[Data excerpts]
----

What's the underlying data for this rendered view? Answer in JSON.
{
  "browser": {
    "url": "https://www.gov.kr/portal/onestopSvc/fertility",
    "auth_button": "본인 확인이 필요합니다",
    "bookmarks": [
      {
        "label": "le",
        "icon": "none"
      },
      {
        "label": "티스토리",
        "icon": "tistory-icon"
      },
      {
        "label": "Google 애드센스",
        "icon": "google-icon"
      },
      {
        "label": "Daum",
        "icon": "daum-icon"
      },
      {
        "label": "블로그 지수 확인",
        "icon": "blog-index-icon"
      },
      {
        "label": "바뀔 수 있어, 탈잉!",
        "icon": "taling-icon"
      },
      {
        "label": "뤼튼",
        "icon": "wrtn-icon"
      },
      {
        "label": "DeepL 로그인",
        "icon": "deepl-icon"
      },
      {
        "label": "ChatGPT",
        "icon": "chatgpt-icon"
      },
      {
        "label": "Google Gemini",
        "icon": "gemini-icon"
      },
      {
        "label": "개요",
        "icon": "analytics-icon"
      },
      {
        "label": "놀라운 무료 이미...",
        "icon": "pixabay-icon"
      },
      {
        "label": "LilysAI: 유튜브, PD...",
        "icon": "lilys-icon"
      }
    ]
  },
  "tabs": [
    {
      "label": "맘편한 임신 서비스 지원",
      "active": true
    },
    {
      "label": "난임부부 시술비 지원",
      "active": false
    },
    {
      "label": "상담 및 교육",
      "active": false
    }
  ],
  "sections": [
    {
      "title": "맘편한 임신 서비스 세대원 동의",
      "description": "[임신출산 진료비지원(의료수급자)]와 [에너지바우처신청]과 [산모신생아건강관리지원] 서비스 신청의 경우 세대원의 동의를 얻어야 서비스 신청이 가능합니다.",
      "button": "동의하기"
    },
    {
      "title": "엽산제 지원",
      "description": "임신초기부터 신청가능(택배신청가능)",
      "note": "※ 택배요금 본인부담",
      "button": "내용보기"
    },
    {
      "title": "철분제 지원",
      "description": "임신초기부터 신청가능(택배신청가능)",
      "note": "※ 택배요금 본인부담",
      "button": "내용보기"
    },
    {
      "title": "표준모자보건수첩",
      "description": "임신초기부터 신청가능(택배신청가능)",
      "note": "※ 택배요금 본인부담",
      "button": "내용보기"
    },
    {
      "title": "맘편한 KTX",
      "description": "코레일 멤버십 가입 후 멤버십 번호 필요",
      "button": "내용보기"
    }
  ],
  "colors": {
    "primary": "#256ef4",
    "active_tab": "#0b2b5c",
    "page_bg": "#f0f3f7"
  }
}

----

**Task instructions:** Copy all of the data exactly.

**Solution:**
What's the underlying data for this rendered view? Answer in JSON.
{
  "browser": {
    "url": "https://www.gov.kr/portal/onestopSvc/fertility",
    "auth_button": "본인 확인이 필요합니다",
    "bookmarks": [
      {
        "label": "le",
        "icon": "none"
      },
      {
        "label": "티스토리",
        "icon": "tistory-icon"
      },
      {
        "label": "Google 애드센스",
        "icon": "google-icon"
      },
      {
        "label": "Daum",
        "icon": "daum-icon"
      },
      {
        "label": "블로그 지수 확인",
        "icon": "blog-index-icon"
      },
      {
        "label": "바뀔 수 있어, 탈잉!",
        "icon": "taling-icon"
      },
      {
        "label": "뤼튼",
        "icon": "wrtn-icon"
      },
      {
        "label": "DeepL 로그인",
        "icon": "deepl-icon"
      },
      {
        "label": "ChatGPT",
        "icon": "chatgpt-icon"
      },
      {
        "label": "Google Gemini",
        "icon": "gemini-icon"
      },
      {
        "label": "개요",
        "icon": "analytics-icon"
      },
      {
        "label": "놀라운 무료 이미...",
        "icon": "pixabay-icon"
      },
      {
        "label": "LilysAI: 유튜브, PD...",
        "icon": "lilys-icon"
      }
    ]
  },
  "tabs": [
    {
      "label": "맘편한 임신 서비스 지원",
      "active": true
    },
    {
      "label": "난임부부 시술비 지원",
      "active": false
    },
    {
      "label": "상담 및 교육",
      "active": false
    }
  ],
  "sections": [
    {
      "title": "맘편한 임신 서비스 세대원 동의",
      "description": "[임신출산 진료비지원(의료수급자)]와 [에너지바우처신청]과 [산모신생아건강관리지원] 서비스 신청의 경우 세대원의 동의를 얻어야 서비스 신청이 가능합니다.",
      "button": "동의하기"
    },
    {
      "title": "엽산제 지원",
      "description": "임신초기부터 신청가능(택배신청가능)",
      "note": "※ 택배요금 본인부담",
      "button": "내용보기"
    },
    {
      "title": "철분제 지원",
      "description": "임신초기부터 신청가능(택배신청가능)",
      "note": "※ 택배요금 본인부담",
      "button": "내용보기"
    },
    {
      "title": "표준모자보건수첩",
      "description": "임신초기부터 신청가능(택배신청가능)",
      "note": "※ 택배요금 본인부담",
      "button": "내용보기"
    },
    {
      "title": "맘편한 KTX",
      "description": "코레일 멤버십 가입 후 멤버십 번호 필요",
      "button": "내용보기"
    }
  ],
  "colors": {
    "primary": "#256ef4",
    "active_tab": "#0b2b5c",
    "page_bg": "#f0f3f7"
  }
}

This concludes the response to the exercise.